_Text shown_

A collector, a composer, and police constables
LIKE ROME, HAMPSTEAD in north London perches on several hills. A short street, Holly Walk, leads uphill from Hampstead Parish Church towards the summit of Mount Vernon, one of Hampstead’s ‘peaks’. On the southern corner of Holly Walk and the short cul-de-sac Holly Berry Lane, there stands a house, number 9 Holly Walk, that bears the name ‘The Watch House’. It was from this building, constructed in the early 19th century (c1830), that during the 1830s (1830-1834), members of Hampstead’s newly established Police Force set out on patrol and night watch. The Regency era Windsor lantern attached to the Holly Berry Lane façade is of antiquarian interest (https://historicengland.org.uk/images-books/photos/item/IOE01/15703/07). The main entrance to the building was the doorway in Holly Berry Lane; it is surmounted by a bas-relief of a lion’s head. By 1834, the police had moved to the bottom of Holly Hill opposite where the Underground Station stands now.

_Instructions to follow_
Please state where the police had moved by 1834, according to the Watch House text. The records are separate material and not part of the Watch House text.

(Stored records)

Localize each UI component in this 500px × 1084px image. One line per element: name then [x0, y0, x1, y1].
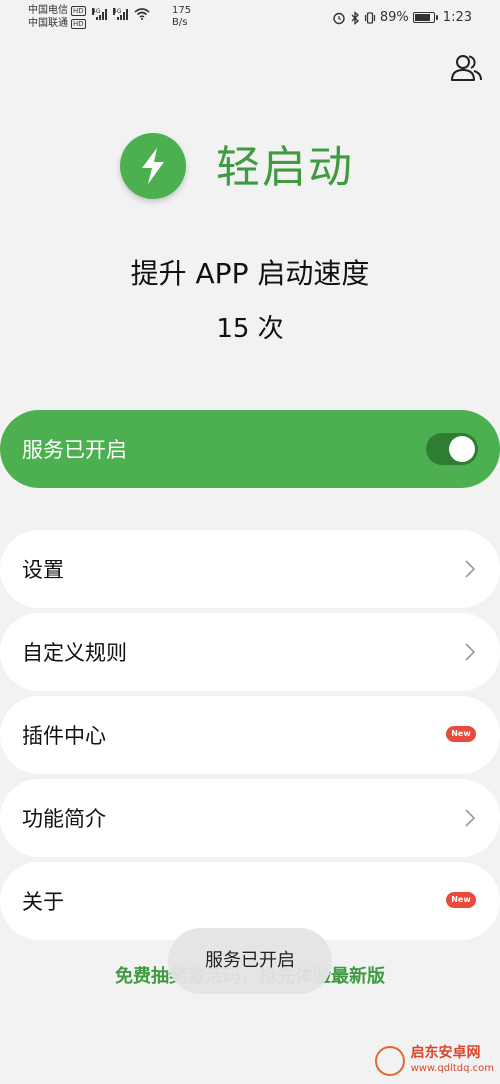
menu-item-label: 功能简介 — [22, 807, 106, 831]
app-name: 轻启动 — [216, 142, 354, 193]
menu-item-plugin-center[interactable]: 插件中心 New — [0, 696, 500, 774]
wifi-icon — [134, 8, 150, 20]
watermark-title: 启东安卓网 — [410, 1045, 481, 1061]
chevron-right-icon — [465, 643, 476, 661]
hd-badge: HD — [71, 18, 86, 29]
menu-item-settings[interactable]: 设置 — [0, 530, 500, 608]
chevron-right-icon — [465, 809, 476, 827]
net-speed: 175 B/s — [172, 5, 192, 28]
service-toggle[interactable] — [426, 433, 478, 465]
toast-message: 服务已开启 — [168, 928, 332, 994]
menu-item-label: 插件中心 — [22, 724, 106, 748]
carrier-1: 中国电信 — [28, 5, 68, 16]
vibrate-icon — [364, 11, 375, 24]
menu-item-label: 自定义规则 — [22, 641, 127, 665]
menu-item-custom-rules[interactable]: 自定义规则 — [0, 613, 500, 691]
chevron-right-icon — [465, 560, 476, 578]
menu-item-feature-intro[interactable]: 功能简介 — [0, 779, 500, 857]
watermark-url: www.qdltdq.com — [410, 1063, 494, 1074]
carrier-2: 中国联通 — [28, 18, 68, 29]
signal-group: 4G 4G — [92, 8, 150, 20]
launch-count: 15 次 — [216, 314, 284, 344]
signal-icon: 4G — [92, 8, 107, 20]
watermark-logo-icon — [374, 1046, 405, 1076]
menu-item-label: 关于 — [22, 890, 64, 914]
signal-icon: 4G — [113, 8, 128, 20]
toggle-knob — [449, 436, 475, 462]
new-badge: New — [446, 726, 476, 742]
service-status-label: 服务已开启 — [22, 438, 127, 462]
clock: 1:23 — [442, 10, 472, 25]
watermark: 启东安卓网 www.qdltdq.com — [374, 1045, 494, 1076]
status-bar: 中国电信 HD 中国联通 HD 4G 4G 175 B/s 89% 1:23 — [0, 0, 500, 36]
battery-percent: 89% — [379, 10, 409, 25]
battery-icon — [412, 12, 438, 23]
service-status-card[interactable]: 服务已开启 — [0, 410, 500, 488]
app-logo — [120, 133, 186, 199]
bluetooth-icon — [351, 10, 359, 25]
lightning-icon — [142, 148, 164, 184]
status-right: 89% 1:23 — [332, 10, 472, 25]
hd-badge: HD — [71, 5, 86, 16]
users-icon[interactable] — [448, 50, 484, 86]
menu-item-label: 设置 — [22, 558, 64, 582]
new-badge: New — [446, 892, 476, 908]
tagline: 提升 APP 启动速度 — [130, 257, 370, 290]
alarm-icon — [333, 12, 345, 24]
carrier-info: 中国电信 HD 中国联通 HD — [28, 4, 86, 30]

_Expected answer_
By 1834, the police had moved to the bottom of Holly Hill, opposite where the Underground Station stands now.